EXERCISE DETAILS:
Copy each line of the records that holds the string "icon".

Entries with figure data:

___

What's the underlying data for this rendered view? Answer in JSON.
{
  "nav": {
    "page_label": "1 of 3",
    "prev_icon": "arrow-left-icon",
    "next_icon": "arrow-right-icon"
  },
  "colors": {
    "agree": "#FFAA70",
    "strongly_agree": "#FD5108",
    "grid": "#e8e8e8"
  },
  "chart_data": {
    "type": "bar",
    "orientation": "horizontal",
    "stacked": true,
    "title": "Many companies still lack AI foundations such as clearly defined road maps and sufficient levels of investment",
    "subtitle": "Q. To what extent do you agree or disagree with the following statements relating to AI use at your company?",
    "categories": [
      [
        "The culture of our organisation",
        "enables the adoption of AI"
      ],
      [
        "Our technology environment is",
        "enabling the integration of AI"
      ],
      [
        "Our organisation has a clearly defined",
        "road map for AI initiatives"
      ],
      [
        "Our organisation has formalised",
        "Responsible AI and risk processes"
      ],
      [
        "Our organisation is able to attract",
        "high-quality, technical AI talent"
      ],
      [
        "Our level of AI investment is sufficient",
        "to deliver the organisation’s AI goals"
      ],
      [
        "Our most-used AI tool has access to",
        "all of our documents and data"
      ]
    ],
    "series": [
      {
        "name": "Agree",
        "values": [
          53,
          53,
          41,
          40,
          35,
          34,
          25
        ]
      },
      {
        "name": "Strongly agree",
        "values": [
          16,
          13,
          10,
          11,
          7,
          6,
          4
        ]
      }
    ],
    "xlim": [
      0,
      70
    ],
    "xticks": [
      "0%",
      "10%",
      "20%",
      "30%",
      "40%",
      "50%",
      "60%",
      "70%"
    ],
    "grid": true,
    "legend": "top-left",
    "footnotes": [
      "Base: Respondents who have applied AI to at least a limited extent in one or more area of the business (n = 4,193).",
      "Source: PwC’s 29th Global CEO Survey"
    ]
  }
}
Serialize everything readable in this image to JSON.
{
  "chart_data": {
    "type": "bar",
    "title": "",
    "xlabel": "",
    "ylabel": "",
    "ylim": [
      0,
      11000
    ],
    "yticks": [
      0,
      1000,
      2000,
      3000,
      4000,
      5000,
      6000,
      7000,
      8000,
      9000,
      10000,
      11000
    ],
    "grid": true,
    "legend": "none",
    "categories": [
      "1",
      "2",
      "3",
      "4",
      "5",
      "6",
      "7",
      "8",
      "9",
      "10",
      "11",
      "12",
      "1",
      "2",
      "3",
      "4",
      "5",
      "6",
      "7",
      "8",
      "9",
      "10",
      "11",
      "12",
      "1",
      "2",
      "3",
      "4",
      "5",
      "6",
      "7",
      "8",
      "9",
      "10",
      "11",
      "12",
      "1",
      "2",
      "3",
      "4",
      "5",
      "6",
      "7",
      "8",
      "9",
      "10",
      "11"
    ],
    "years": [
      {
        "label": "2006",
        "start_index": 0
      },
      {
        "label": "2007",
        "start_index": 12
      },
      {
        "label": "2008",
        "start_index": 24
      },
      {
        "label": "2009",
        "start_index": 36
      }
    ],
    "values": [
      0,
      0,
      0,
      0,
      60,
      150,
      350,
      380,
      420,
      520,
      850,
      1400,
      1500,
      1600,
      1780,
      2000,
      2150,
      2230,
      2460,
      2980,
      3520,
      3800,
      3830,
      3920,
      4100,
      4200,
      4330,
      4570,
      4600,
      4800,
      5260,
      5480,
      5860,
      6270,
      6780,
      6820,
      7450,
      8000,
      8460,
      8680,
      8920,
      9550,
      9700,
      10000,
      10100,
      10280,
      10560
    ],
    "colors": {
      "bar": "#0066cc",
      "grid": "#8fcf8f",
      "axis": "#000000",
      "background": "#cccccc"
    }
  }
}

___

RESPONSE TO THIS EXERCISE:
    "prev_icon": "arrow-left-icon",
    "next_icon": "arrow-right-icon"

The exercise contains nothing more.